WHAT IS EXPECTED> Will you restate verbatim the lines running from the line with "What does this" to the end of the data, leaving out everything else?

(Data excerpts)
★ ★ ★ ★
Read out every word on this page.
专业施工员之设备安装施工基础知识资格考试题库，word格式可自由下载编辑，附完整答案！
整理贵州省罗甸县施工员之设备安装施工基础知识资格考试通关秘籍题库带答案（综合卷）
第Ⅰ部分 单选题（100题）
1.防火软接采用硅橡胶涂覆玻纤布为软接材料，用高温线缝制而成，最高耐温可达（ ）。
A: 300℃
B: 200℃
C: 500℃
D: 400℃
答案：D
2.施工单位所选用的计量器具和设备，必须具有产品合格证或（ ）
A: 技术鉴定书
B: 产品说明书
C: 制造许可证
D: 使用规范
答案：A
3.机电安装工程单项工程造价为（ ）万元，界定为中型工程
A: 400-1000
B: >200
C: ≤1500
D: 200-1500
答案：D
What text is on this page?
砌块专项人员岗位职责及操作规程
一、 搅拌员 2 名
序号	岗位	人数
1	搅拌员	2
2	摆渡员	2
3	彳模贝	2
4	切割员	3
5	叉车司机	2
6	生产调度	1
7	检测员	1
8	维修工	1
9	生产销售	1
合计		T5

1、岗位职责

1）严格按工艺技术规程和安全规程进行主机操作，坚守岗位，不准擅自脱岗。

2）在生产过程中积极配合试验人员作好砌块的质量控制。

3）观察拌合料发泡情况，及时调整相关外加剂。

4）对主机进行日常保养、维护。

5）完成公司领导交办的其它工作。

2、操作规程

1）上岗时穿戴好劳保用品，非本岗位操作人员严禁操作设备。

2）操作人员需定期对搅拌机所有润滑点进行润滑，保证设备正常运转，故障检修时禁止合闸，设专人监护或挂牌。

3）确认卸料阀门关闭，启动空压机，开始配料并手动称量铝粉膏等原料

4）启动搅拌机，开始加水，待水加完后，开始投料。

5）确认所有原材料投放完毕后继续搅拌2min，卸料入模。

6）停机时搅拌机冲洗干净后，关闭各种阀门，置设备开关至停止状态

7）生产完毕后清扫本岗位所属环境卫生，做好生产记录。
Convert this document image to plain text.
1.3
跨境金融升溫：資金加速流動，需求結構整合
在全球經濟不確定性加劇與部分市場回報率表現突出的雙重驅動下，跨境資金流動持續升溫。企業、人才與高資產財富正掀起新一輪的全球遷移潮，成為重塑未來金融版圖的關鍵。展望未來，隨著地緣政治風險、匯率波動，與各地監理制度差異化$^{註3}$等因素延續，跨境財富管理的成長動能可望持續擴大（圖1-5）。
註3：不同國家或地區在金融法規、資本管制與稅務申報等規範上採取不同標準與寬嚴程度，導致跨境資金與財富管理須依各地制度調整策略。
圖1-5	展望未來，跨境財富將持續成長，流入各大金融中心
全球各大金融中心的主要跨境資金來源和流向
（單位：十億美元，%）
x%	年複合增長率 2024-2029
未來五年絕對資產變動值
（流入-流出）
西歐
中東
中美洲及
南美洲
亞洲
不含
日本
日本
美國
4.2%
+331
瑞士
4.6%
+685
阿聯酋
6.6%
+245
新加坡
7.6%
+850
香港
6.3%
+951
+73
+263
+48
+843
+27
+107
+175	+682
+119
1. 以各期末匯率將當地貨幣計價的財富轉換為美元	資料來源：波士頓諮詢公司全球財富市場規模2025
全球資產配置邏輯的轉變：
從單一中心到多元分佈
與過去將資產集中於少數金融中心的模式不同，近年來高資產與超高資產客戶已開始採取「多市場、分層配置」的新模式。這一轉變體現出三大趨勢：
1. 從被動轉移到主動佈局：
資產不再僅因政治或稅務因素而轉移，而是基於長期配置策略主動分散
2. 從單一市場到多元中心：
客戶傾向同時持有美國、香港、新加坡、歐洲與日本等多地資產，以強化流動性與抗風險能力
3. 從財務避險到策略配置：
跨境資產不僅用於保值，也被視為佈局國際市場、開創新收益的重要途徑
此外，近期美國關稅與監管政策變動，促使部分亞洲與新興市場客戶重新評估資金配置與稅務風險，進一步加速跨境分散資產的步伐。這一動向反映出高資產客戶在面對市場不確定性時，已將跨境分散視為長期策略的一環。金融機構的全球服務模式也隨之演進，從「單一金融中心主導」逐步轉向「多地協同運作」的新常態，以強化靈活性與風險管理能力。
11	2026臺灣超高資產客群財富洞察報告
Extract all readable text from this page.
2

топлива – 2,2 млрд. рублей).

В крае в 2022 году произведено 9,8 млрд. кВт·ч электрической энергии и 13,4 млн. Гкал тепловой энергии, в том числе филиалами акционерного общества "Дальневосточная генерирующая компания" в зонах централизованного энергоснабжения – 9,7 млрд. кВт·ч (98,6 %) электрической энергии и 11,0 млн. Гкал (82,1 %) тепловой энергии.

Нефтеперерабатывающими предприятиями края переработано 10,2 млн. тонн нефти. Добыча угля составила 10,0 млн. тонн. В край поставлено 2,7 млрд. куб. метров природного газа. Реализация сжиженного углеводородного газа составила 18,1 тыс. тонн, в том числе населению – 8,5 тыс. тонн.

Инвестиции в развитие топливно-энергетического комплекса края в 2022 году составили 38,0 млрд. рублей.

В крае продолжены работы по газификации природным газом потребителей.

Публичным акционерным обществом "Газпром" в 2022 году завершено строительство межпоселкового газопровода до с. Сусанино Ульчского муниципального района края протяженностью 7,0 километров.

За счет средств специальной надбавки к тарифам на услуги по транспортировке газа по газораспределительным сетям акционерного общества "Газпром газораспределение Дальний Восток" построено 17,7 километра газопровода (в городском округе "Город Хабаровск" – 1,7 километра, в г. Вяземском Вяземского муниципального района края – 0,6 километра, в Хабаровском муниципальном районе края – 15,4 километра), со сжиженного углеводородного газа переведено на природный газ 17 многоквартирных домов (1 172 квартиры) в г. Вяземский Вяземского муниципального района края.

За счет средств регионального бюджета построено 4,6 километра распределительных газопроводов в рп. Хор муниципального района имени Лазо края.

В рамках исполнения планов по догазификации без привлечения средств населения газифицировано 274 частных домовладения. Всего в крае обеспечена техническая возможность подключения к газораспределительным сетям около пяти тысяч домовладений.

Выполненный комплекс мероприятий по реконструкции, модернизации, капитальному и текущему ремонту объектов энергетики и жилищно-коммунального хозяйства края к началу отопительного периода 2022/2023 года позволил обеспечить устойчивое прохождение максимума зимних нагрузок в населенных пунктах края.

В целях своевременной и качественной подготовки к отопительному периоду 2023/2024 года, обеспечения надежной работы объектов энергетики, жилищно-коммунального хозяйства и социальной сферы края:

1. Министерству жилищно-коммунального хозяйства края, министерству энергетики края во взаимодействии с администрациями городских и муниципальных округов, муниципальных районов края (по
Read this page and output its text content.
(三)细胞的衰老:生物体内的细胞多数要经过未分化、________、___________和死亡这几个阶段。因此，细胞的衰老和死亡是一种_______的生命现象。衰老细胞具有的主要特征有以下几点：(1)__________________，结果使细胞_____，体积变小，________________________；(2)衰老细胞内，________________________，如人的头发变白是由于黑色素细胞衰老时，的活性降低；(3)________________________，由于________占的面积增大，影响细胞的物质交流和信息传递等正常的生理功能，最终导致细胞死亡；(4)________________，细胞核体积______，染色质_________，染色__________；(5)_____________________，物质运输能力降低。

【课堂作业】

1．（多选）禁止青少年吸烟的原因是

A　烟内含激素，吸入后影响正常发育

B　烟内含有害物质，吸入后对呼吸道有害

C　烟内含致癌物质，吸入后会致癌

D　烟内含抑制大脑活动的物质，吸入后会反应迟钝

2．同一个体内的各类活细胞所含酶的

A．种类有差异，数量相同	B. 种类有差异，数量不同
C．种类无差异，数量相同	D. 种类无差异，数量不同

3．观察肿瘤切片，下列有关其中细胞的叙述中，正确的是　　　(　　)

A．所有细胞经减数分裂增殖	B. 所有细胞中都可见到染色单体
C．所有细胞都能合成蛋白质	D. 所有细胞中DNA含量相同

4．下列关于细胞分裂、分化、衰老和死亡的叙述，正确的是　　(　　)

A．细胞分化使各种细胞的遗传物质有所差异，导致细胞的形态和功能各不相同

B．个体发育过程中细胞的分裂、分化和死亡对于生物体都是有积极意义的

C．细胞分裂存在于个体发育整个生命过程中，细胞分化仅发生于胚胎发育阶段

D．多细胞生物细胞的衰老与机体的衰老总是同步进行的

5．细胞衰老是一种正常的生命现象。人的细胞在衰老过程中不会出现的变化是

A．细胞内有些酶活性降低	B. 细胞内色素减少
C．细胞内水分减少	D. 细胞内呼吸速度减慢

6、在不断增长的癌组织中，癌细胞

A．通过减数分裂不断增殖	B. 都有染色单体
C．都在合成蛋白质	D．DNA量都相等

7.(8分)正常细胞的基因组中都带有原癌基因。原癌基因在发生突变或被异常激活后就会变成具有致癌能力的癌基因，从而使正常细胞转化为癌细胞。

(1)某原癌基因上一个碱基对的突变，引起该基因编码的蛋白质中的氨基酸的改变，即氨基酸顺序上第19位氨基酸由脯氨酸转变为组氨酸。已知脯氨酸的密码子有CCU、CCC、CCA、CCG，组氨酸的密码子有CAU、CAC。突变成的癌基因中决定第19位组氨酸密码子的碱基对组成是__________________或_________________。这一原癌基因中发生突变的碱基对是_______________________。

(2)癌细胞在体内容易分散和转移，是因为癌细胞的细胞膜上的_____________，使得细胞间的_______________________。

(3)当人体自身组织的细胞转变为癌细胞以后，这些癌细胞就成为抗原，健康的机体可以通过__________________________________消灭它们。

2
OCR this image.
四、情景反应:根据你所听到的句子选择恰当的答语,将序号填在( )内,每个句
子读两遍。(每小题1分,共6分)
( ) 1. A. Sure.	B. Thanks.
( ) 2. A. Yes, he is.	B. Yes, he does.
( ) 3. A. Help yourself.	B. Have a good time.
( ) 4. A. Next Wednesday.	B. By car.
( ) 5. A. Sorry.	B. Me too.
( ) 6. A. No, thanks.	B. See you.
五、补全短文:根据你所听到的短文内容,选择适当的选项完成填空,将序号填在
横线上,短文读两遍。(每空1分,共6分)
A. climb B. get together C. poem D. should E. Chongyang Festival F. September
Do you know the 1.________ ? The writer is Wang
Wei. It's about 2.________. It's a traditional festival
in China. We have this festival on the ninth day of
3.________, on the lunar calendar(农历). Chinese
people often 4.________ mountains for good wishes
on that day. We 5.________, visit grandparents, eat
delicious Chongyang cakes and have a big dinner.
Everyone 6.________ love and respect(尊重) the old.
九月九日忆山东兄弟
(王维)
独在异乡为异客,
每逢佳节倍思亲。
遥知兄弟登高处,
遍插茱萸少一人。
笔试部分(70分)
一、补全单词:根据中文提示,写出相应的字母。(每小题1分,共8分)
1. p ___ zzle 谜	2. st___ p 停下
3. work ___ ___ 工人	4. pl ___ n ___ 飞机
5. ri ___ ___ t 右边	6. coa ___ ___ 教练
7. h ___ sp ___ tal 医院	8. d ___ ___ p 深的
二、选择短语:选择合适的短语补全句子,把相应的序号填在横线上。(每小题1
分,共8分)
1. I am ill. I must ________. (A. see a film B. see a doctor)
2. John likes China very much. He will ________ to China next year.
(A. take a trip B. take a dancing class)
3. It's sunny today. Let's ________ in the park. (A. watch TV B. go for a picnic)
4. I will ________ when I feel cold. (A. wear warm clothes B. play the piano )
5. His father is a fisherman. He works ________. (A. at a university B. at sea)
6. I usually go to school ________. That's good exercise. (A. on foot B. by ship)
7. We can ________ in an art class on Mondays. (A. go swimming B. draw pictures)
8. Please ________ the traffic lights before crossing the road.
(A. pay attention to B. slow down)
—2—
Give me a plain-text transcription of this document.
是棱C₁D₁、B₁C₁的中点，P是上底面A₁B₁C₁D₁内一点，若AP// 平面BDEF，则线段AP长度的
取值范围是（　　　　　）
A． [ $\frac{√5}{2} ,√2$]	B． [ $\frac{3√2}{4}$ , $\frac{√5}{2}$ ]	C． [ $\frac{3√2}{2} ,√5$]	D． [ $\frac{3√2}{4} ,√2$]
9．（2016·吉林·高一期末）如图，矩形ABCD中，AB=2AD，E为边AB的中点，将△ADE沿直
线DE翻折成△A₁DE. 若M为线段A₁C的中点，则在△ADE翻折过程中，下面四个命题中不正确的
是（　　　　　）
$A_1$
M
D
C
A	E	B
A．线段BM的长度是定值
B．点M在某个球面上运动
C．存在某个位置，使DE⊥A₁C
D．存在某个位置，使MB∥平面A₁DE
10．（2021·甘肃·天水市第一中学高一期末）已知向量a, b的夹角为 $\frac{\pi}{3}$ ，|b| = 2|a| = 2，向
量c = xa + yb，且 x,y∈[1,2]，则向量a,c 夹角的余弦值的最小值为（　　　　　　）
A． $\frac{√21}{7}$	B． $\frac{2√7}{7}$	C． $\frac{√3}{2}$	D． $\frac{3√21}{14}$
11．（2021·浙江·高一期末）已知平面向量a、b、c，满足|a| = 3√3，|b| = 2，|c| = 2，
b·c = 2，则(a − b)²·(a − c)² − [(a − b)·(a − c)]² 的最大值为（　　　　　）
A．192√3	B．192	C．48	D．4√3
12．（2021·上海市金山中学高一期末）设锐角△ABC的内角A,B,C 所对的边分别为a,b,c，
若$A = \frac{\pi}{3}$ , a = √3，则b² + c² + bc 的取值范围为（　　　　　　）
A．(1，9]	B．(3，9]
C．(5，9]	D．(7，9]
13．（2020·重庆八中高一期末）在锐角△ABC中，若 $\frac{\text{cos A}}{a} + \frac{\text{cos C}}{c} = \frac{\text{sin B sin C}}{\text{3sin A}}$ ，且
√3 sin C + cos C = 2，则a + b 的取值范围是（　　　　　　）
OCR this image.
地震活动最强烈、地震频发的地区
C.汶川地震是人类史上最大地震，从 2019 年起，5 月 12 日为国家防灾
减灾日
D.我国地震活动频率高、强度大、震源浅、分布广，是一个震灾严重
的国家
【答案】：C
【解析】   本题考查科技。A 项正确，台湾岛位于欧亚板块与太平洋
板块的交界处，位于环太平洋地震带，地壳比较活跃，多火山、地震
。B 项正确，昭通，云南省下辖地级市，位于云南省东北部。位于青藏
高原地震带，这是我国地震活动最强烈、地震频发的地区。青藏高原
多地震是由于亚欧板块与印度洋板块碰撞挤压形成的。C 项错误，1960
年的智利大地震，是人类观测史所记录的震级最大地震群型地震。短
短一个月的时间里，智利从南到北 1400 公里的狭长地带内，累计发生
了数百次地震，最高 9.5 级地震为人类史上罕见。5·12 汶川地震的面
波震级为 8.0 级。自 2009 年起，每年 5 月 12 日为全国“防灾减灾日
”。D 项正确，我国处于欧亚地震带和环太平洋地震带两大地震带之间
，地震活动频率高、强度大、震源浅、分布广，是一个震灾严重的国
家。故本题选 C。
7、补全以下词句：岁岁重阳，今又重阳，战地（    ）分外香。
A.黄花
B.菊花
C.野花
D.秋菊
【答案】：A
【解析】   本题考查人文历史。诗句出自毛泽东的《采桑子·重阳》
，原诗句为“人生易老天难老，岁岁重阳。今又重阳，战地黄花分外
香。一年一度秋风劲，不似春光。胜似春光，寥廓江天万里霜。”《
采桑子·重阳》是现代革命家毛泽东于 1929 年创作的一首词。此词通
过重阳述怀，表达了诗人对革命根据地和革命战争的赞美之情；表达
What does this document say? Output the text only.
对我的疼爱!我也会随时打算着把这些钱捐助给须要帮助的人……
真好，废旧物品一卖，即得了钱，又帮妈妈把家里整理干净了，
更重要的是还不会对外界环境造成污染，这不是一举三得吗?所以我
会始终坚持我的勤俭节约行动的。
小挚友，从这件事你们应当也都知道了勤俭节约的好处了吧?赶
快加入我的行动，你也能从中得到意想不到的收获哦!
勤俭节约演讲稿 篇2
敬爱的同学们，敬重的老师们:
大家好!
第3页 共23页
★ ★ ★ ★
RESPONSE TO THIS EXERCISE>
What does this document say? Output the text only.
对我的疼爱!我也会随时打算着把这些钱捐助给须要帮助的人……
真好，废旧物品一卖，即得了钱，又帮妈妈把家里整理干净了，
更重要的是还不会对外界环境造成污染，这不是一举三得吗?所以我
会始终坚持我的勤俭节约行动的。
小挚友，从这件事你们应当也都知道了勤俭节约的好处了吧?赶
快加入我的行动，你也能从中得到意想不到的收获哦!
勤俭节约演讲稿 篇2
敬爱的同学们，敬重的老师们:
大家好!
第3页 共23页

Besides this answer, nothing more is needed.